Extract each line from the items below that contains the string "cyhalothrin".

━━━ EXTRACTED ENTRIES

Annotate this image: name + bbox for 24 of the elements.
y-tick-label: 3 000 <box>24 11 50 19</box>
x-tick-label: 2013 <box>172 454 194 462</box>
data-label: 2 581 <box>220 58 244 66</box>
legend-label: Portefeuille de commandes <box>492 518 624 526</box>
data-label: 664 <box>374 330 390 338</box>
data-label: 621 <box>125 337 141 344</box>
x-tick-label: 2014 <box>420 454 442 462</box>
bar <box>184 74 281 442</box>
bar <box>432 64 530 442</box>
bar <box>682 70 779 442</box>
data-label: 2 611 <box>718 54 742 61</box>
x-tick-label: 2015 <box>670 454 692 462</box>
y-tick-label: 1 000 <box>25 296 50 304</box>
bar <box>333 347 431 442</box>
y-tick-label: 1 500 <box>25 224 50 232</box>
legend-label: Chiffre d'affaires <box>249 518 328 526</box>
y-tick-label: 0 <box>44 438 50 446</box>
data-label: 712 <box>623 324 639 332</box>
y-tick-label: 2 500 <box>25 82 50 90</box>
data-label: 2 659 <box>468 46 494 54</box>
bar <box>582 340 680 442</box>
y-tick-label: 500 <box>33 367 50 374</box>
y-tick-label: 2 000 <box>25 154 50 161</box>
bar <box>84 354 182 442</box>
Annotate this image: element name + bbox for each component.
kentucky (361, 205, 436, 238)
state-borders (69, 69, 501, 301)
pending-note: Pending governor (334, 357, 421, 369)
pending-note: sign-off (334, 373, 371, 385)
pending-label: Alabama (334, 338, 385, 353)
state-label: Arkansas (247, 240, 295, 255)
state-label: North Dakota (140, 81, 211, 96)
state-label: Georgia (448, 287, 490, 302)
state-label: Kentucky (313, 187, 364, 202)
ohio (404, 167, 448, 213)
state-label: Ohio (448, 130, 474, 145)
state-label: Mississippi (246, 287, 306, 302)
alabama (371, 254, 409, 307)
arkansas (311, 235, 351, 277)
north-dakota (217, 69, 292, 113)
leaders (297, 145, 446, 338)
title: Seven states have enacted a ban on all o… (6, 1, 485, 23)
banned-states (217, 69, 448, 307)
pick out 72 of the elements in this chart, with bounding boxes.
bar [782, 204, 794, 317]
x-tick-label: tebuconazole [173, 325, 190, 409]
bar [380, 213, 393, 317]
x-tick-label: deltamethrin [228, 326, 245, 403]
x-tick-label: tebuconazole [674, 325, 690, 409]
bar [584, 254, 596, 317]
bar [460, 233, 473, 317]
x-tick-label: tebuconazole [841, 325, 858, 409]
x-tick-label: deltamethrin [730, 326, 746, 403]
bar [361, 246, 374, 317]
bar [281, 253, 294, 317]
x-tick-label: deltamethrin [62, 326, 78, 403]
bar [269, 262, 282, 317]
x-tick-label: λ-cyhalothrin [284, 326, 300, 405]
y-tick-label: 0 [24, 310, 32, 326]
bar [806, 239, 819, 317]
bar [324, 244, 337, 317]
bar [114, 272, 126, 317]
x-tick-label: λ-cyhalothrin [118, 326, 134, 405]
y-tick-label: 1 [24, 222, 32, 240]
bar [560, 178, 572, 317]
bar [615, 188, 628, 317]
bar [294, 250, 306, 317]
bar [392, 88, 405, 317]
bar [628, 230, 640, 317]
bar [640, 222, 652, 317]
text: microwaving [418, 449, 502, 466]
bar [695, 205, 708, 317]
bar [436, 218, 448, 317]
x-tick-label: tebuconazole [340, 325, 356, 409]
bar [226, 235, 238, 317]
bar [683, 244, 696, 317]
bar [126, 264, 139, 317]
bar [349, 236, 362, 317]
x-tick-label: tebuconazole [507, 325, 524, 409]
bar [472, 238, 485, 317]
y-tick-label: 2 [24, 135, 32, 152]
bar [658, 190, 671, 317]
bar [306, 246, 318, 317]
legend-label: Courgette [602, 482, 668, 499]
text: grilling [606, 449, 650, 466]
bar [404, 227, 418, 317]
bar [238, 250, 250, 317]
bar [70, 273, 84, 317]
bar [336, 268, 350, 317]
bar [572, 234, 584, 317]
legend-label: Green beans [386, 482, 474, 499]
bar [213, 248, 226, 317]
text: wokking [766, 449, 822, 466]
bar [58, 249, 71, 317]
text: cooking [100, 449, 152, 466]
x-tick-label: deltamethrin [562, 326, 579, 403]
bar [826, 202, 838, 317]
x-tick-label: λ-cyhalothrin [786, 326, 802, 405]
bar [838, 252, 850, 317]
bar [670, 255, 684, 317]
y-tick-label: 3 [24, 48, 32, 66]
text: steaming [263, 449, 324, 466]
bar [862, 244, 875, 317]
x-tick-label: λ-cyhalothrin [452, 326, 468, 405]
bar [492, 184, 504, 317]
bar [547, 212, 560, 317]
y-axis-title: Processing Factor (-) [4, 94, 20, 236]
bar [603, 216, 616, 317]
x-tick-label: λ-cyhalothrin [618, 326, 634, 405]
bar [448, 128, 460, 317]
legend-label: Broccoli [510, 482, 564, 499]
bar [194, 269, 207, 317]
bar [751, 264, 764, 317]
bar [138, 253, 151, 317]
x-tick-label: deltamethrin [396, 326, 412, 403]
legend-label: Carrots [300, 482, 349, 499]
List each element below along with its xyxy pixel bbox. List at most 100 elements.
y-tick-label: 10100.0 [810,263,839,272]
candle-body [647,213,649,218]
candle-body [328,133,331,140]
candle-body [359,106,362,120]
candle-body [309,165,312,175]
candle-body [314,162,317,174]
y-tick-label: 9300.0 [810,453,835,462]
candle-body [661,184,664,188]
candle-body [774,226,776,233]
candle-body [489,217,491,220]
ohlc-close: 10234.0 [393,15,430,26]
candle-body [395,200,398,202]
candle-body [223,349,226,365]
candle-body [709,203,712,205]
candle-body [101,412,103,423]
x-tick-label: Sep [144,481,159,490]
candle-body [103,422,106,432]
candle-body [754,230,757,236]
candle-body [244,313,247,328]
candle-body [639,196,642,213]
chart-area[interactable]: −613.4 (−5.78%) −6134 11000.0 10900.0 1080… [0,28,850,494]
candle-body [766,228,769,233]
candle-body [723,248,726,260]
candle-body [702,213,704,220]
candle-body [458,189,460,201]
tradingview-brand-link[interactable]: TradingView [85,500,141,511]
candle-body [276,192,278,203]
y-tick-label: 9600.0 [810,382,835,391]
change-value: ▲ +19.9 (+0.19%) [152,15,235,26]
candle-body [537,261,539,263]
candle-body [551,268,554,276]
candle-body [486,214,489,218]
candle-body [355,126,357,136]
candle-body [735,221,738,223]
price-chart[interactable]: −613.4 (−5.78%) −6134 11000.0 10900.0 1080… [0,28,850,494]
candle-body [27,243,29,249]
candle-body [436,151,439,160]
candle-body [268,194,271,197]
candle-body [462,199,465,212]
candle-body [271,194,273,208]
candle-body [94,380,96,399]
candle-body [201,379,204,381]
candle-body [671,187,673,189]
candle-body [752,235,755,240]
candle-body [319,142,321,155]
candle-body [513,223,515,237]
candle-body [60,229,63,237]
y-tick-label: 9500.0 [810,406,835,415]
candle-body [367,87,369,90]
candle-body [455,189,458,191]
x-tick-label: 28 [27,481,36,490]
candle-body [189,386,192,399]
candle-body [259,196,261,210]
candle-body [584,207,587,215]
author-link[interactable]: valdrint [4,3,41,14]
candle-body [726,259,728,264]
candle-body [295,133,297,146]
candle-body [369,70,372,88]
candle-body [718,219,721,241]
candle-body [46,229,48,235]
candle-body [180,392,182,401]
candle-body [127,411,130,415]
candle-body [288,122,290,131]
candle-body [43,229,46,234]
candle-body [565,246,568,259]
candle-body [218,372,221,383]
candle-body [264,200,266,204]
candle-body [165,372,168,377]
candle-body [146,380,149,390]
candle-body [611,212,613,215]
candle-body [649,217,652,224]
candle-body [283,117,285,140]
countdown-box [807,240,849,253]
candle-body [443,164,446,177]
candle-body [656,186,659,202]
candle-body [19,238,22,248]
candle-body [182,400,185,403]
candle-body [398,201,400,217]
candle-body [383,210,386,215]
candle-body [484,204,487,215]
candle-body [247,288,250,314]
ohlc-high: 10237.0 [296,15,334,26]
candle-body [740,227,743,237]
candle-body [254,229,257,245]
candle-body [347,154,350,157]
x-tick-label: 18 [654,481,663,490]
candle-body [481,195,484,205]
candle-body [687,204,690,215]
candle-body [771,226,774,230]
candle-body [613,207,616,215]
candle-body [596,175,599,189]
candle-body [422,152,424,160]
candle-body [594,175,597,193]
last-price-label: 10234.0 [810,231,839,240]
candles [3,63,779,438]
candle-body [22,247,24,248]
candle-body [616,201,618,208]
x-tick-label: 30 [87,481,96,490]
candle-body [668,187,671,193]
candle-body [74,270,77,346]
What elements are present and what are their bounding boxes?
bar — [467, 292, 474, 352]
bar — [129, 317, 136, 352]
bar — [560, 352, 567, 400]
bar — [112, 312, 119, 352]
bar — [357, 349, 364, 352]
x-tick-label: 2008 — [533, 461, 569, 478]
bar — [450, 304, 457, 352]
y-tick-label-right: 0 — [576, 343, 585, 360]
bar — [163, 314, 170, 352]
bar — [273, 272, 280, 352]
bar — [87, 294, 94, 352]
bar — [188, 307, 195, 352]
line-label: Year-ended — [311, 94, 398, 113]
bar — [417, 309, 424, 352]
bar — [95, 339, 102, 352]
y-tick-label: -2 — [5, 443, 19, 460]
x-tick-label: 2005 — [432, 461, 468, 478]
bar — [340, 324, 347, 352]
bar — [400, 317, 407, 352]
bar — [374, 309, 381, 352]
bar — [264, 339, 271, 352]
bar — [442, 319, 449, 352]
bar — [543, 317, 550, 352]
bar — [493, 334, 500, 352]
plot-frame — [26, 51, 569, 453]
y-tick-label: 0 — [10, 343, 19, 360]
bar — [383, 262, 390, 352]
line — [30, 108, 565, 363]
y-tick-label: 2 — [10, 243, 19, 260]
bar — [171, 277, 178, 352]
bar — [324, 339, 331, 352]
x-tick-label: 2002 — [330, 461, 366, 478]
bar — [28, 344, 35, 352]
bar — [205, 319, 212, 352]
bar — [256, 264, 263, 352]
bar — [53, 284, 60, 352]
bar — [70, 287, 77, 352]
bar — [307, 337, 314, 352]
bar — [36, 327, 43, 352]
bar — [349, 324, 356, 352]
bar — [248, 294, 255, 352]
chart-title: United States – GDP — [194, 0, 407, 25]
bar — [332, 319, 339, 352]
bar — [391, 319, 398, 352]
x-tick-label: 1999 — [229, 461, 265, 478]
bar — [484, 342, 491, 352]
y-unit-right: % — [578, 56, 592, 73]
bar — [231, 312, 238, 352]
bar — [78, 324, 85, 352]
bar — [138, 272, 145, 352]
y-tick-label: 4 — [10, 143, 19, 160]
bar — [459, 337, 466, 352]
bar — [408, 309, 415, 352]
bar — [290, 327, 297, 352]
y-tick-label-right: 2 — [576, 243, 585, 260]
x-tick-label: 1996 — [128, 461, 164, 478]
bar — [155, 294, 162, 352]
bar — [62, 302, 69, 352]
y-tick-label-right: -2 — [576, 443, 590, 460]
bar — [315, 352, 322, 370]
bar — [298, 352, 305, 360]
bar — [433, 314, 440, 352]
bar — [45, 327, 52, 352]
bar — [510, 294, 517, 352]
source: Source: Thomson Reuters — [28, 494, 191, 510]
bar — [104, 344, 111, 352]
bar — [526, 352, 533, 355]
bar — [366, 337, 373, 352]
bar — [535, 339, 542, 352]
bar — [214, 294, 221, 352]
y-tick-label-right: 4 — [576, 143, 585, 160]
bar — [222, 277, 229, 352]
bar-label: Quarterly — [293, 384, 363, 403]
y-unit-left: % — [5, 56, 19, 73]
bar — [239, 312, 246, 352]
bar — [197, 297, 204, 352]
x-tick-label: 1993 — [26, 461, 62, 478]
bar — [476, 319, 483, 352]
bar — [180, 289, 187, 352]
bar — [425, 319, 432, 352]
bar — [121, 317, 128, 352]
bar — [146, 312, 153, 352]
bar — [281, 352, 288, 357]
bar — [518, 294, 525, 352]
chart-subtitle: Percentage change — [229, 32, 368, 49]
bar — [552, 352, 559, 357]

━━━━━━

FINAL RESULT:
x-tick-label: λ-cyhalothrin [284, 326, 300, 405]
x-tick-label: λ-cyhalothrin [118, 326, 134, 405]
x-tick-label: λ-cyhalothrin [786, 326, 802, 405]
x-tick-label: λ-cyhalothrin [452, 326, 468, 405]
x-tick-label: λ-cyhalothrin [618, 326, 634, 405]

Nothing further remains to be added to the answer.